Saved data entries
□ □ □

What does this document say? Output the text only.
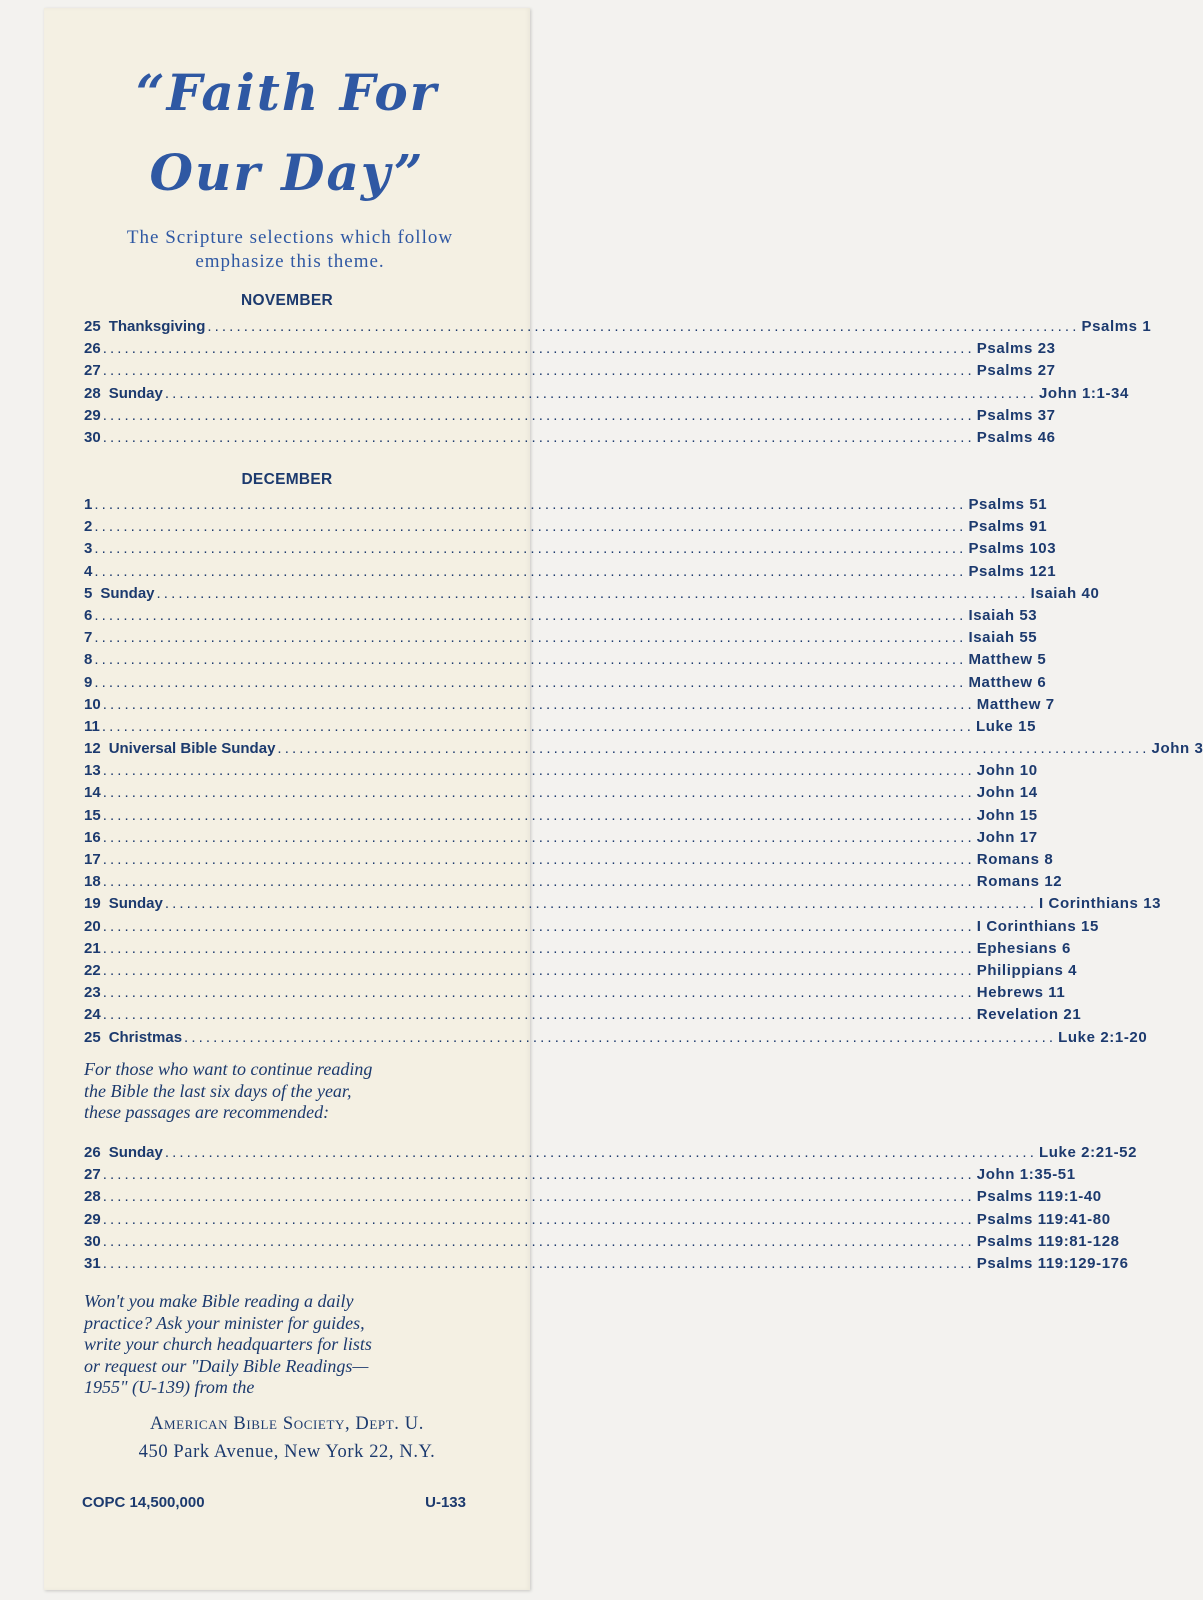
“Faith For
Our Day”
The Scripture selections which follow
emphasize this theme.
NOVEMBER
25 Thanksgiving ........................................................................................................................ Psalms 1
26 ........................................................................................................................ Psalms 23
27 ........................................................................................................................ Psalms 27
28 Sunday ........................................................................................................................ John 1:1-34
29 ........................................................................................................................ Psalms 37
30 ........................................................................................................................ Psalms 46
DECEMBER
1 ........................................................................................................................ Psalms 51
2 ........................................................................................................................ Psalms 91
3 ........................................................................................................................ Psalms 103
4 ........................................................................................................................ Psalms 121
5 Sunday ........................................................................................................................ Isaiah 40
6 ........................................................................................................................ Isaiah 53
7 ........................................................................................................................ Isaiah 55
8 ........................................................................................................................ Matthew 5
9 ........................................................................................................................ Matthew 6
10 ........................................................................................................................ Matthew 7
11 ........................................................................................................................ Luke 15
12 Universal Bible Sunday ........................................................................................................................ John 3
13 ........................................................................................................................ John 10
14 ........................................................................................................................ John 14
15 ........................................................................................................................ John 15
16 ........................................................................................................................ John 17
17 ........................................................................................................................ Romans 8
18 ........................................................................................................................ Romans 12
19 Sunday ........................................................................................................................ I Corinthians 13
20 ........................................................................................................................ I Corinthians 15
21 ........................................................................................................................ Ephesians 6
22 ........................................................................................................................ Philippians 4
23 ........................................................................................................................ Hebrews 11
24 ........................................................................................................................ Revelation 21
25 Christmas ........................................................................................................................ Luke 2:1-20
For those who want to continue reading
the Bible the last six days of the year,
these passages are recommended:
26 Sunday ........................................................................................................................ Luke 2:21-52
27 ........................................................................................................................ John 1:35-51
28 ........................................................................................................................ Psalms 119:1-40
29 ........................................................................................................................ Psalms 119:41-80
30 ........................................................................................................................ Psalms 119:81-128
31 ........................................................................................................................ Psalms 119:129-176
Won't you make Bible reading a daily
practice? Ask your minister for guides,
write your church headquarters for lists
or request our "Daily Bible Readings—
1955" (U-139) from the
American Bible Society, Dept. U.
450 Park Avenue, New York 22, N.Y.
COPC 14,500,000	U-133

□ □ □

> Objective
Using the listing, copy every line where the word "this" shows up.

> Response to the task
What does this document say? Output the text only.
emphasize this theme.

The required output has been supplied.